§ **Directive**
Where a line of the listing below includes the word "помощью", reproduce that line.

-- start Data provided --

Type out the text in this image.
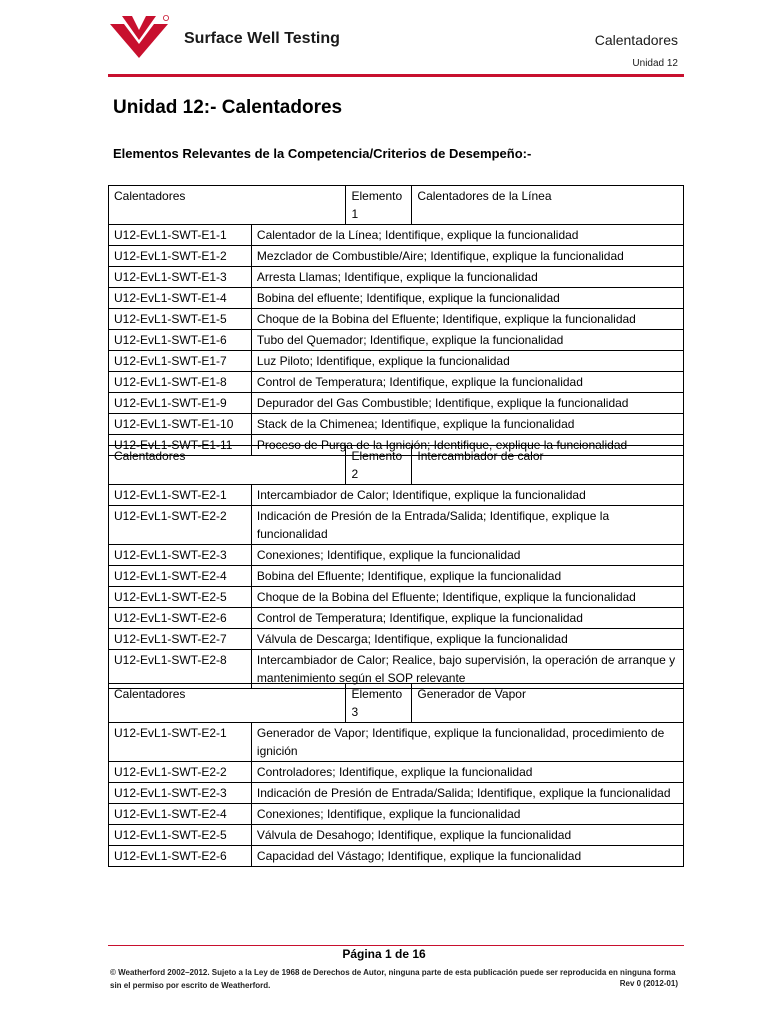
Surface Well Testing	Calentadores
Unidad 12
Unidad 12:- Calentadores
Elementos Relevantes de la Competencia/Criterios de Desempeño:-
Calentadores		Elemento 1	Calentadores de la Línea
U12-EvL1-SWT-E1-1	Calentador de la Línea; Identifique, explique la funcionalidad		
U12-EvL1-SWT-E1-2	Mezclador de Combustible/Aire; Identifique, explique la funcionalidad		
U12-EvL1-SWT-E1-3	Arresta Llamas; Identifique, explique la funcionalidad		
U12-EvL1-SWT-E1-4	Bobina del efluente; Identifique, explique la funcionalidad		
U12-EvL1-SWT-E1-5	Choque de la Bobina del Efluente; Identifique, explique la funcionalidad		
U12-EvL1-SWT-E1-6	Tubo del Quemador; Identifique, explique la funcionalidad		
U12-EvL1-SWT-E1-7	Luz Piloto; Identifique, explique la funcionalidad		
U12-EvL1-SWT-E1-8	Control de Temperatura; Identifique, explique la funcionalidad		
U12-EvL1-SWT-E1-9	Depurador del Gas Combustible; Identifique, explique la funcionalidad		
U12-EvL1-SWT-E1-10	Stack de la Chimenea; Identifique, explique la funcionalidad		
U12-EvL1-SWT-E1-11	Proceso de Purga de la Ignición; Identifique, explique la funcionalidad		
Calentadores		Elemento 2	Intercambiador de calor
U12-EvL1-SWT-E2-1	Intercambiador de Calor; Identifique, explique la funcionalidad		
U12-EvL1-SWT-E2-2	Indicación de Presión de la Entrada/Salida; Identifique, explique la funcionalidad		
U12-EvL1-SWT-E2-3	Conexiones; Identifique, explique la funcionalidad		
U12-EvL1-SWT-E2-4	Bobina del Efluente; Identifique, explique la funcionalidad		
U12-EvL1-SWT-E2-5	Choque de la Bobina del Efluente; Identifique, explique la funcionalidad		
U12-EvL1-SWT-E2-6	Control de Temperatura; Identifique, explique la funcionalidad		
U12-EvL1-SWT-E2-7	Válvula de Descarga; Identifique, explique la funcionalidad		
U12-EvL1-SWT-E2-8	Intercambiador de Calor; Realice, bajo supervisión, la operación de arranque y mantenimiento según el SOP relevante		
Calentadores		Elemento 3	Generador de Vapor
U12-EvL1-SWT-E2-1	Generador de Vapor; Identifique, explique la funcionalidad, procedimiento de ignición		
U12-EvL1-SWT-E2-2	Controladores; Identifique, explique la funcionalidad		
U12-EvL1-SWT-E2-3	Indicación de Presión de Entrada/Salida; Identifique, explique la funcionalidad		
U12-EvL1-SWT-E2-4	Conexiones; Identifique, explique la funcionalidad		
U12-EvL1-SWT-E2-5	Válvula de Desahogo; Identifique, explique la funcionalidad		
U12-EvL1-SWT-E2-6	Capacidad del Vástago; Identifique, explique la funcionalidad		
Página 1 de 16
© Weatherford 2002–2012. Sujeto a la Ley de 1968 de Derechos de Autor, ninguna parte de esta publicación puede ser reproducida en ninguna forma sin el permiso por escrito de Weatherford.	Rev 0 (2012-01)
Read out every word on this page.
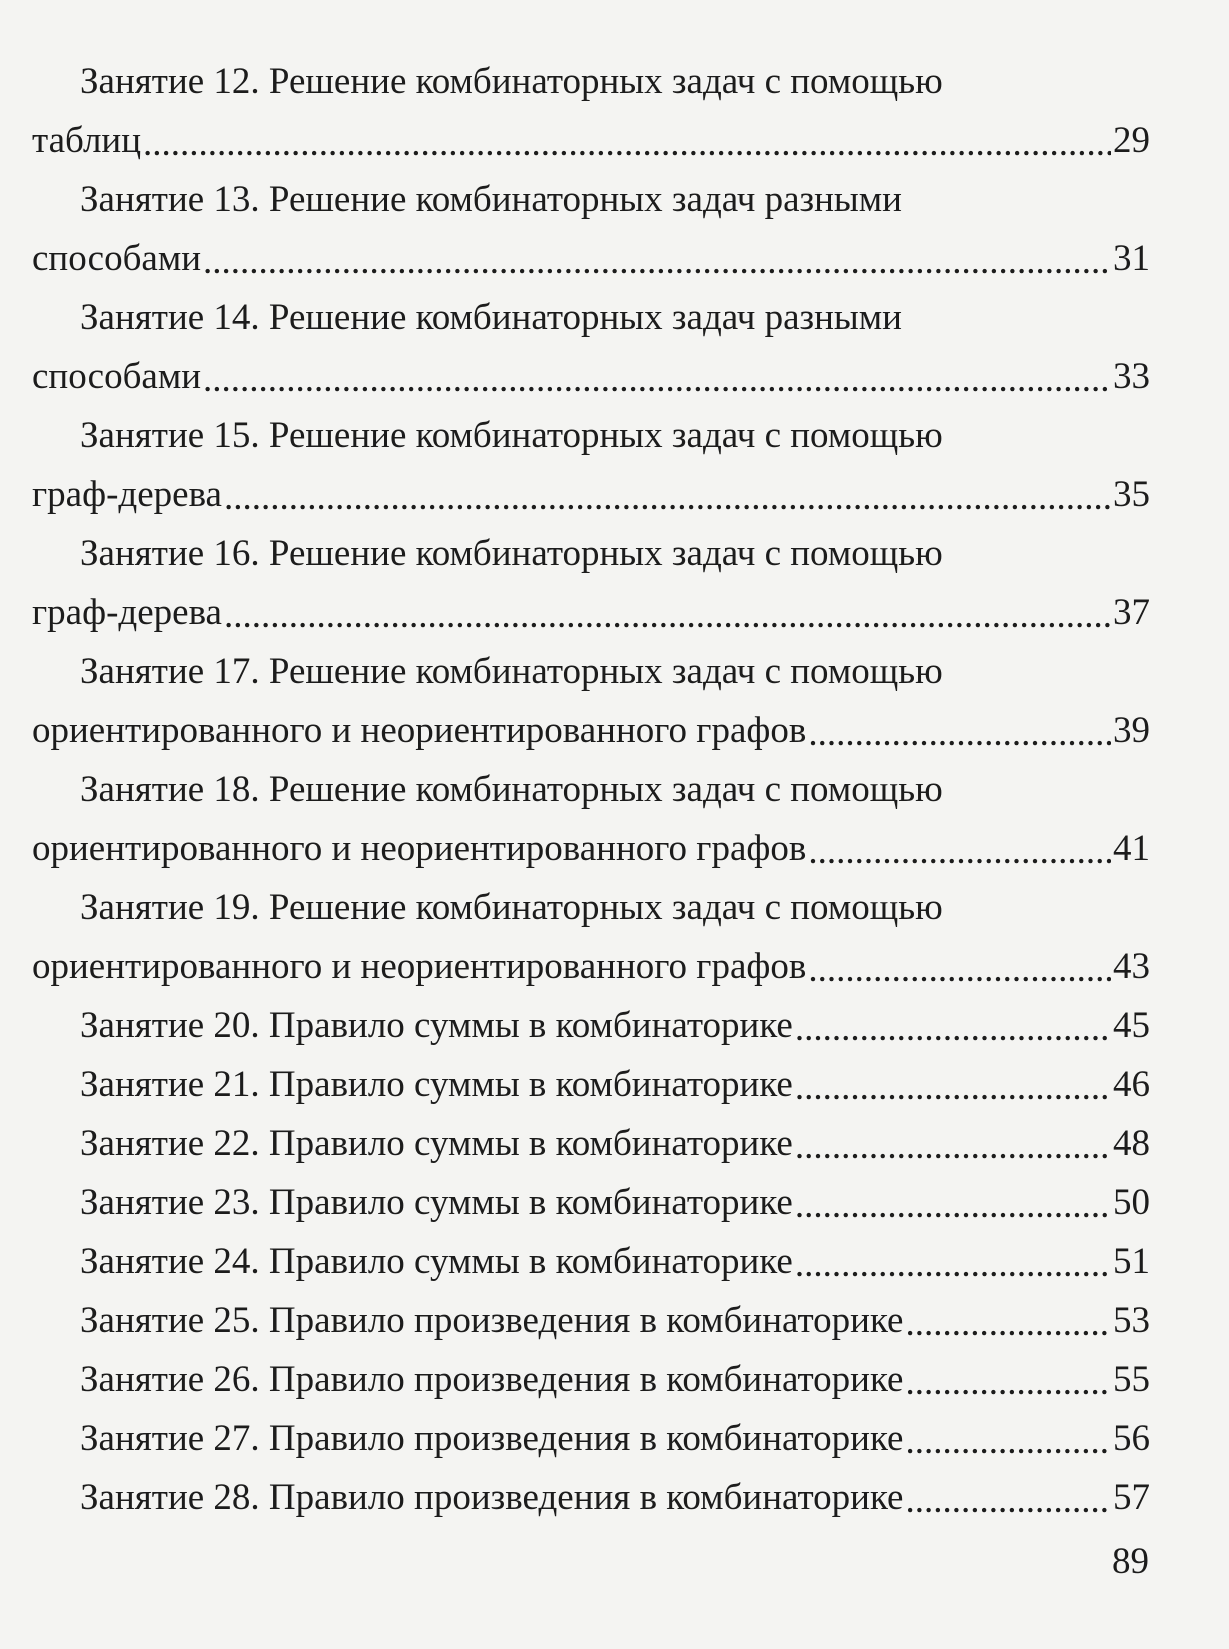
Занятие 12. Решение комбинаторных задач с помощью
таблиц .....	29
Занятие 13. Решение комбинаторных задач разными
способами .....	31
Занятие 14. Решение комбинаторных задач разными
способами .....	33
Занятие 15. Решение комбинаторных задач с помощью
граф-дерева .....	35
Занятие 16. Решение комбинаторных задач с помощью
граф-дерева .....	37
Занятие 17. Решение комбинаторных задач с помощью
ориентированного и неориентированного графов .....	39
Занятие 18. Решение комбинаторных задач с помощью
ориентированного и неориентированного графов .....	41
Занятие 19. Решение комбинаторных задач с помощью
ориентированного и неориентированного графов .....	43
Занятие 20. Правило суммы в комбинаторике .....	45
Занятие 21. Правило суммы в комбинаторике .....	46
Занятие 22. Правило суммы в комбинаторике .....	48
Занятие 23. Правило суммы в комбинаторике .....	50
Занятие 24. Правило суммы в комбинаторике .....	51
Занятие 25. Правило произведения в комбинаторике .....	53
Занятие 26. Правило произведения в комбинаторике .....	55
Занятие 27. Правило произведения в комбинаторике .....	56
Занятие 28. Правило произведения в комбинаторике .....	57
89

-- end Data provided --

§ **Written solution**
Занятие 12. Решение комбинаторных задач с помощью
Занятие 15. Решение комбинаторных задач с помощью
Занятие 16. Решение комбинаторных задач с помощью
Занятие 17. Решение комбинаторных задач с помощью
Занятие 18. Решение комбинаторных задач с помощью
Занятие 19. Решение комбинаторных задач с помощью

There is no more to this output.